Supplied records:
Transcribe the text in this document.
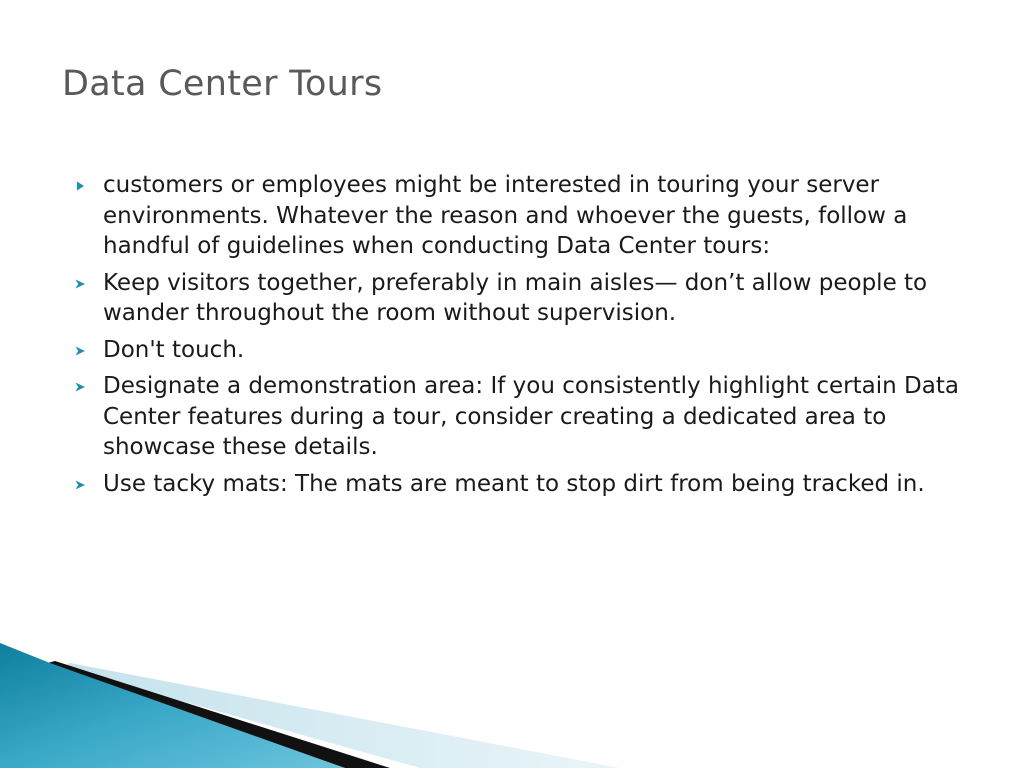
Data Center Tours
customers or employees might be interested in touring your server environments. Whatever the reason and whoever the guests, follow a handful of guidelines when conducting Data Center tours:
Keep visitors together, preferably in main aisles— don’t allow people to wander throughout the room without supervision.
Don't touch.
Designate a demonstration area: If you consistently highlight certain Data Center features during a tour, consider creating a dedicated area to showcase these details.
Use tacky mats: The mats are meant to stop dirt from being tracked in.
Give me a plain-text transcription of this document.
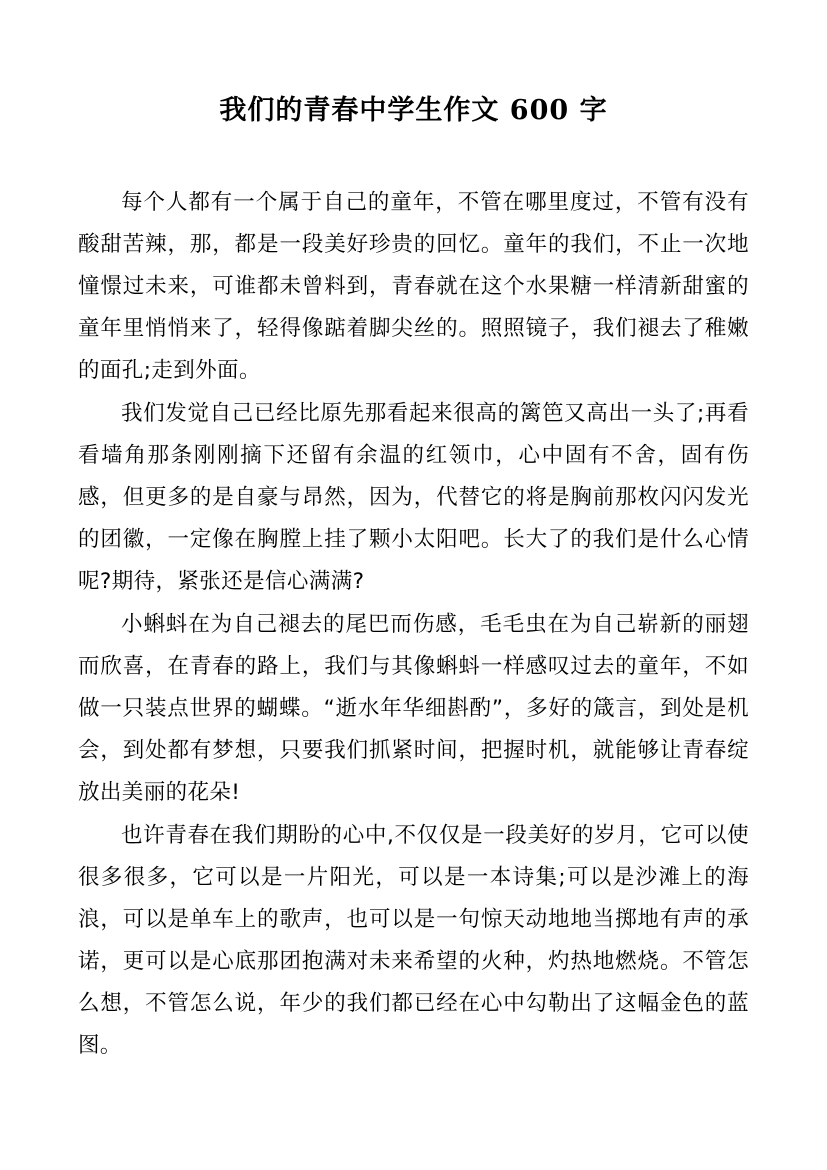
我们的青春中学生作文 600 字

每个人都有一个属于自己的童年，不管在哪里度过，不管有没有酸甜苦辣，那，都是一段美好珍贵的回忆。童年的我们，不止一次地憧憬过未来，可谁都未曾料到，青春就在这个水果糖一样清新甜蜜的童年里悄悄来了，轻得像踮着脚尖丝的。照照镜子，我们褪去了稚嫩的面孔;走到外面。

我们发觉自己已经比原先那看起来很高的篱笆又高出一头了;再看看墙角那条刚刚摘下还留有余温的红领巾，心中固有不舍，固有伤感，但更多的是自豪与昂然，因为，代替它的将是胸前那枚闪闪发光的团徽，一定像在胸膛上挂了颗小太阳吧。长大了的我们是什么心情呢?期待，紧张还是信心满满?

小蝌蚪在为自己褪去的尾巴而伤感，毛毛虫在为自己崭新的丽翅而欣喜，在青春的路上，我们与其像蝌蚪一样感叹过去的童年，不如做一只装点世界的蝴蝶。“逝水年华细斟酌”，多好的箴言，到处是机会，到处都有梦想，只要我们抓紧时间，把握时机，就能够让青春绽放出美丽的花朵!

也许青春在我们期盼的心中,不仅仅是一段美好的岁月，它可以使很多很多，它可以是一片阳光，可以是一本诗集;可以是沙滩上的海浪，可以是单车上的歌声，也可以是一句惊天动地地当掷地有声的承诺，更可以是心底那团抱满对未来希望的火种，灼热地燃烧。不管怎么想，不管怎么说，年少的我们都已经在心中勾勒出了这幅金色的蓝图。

==

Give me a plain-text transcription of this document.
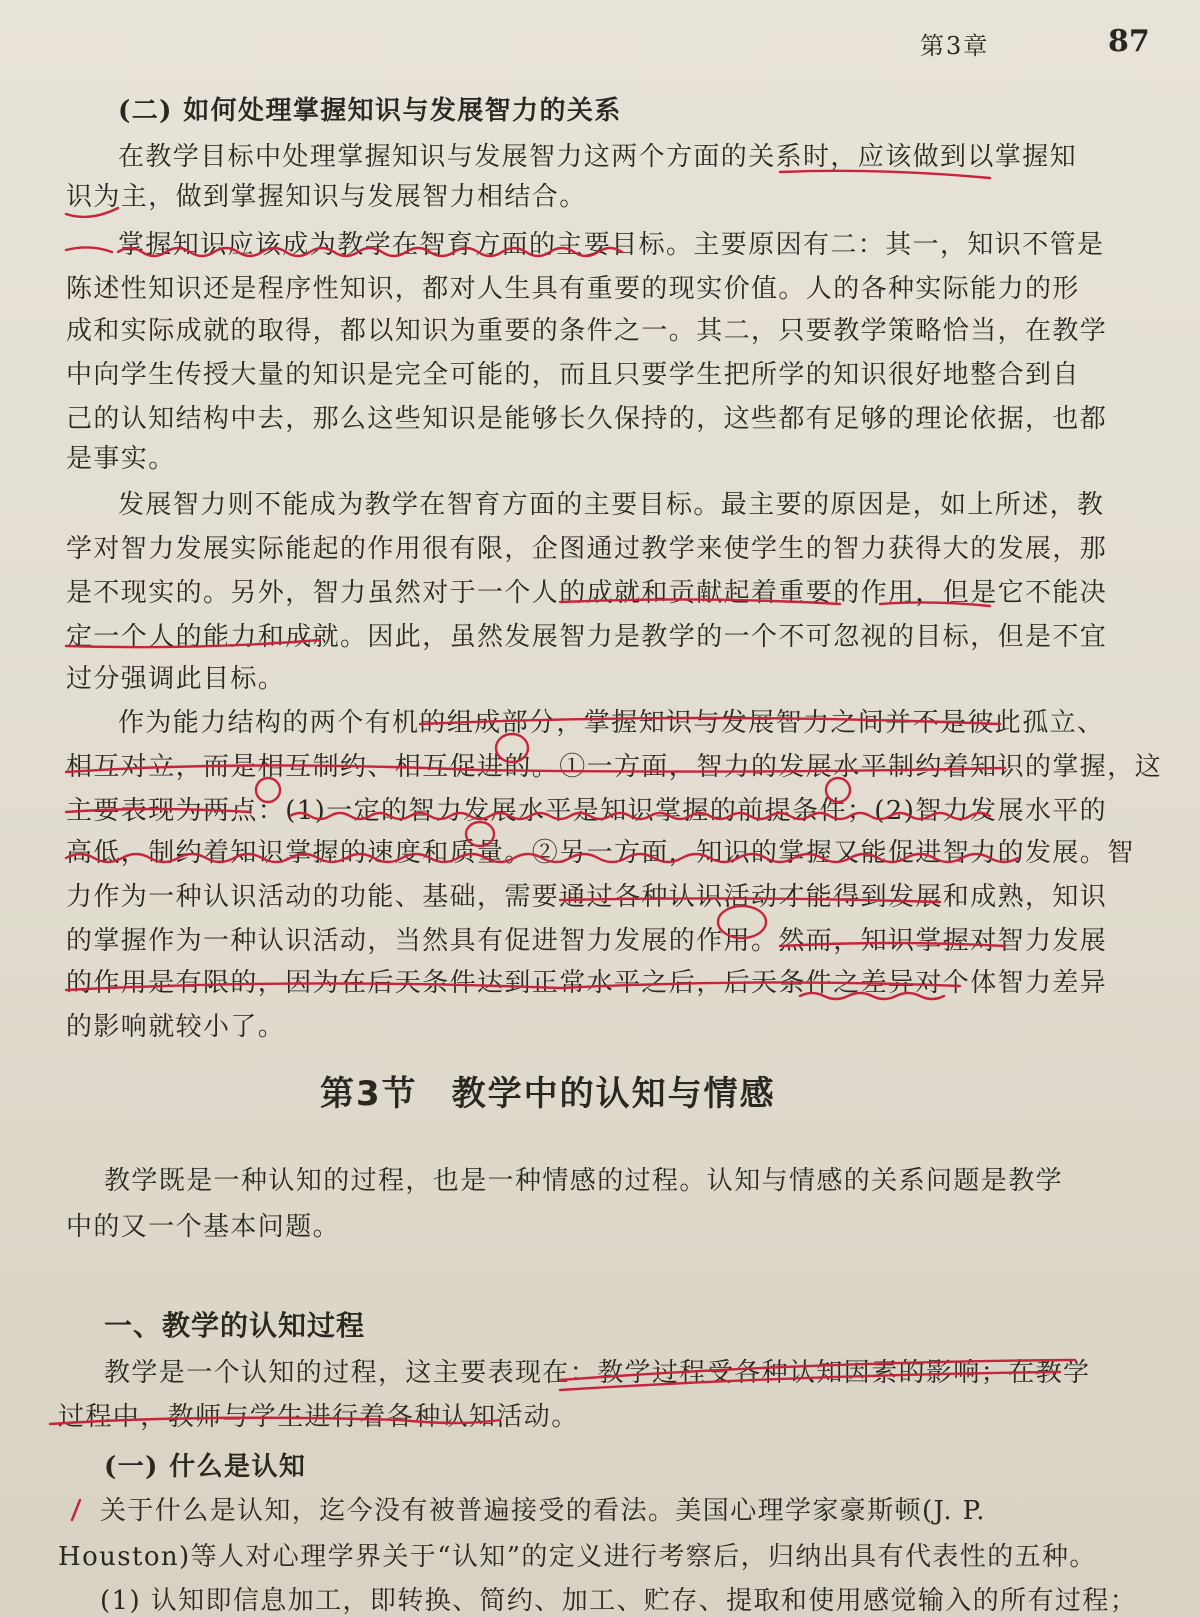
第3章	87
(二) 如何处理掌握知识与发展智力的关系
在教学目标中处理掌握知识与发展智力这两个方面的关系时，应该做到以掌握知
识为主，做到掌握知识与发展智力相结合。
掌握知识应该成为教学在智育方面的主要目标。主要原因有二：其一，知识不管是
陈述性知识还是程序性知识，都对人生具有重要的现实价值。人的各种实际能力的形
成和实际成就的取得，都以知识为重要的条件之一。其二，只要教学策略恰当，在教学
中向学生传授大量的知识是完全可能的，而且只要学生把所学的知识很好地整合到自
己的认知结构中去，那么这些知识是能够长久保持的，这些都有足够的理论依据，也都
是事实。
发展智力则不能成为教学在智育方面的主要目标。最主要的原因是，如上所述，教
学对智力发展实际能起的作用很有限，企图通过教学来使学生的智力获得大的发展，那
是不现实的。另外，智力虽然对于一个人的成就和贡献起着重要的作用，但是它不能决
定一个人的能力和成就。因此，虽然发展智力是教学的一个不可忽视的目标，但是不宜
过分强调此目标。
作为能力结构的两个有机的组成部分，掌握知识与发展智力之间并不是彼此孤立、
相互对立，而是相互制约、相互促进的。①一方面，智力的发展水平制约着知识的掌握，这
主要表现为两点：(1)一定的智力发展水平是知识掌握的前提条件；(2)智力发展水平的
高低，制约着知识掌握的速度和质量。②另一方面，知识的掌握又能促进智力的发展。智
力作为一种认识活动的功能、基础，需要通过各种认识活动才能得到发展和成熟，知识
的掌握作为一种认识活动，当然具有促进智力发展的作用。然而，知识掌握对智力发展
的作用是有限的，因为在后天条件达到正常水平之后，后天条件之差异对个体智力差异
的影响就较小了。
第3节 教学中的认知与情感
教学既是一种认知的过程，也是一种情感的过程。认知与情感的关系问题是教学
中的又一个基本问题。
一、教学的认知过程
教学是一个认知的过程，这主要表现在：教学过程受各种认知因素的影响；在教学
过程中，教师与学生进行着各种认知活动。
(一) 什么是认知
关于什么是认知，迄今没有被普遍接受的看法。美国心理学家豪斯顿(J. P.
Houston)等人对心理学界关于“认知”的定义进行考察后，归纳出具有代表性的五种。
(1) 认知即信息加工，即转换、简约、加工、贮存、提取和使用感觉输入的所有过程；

Task to complete: Copy out every line with the word "Center".

Task answer:
Data Center Tours
customers or employees might be interested in touring your server environments. Whatever the reason and whoever the guests, follow a handful of guidelines when conducting Data Center tours:
Designate a demonstration area: If you consistently highlight certain Data Center features during a tour, consider creating a dedicated area to showcase these details.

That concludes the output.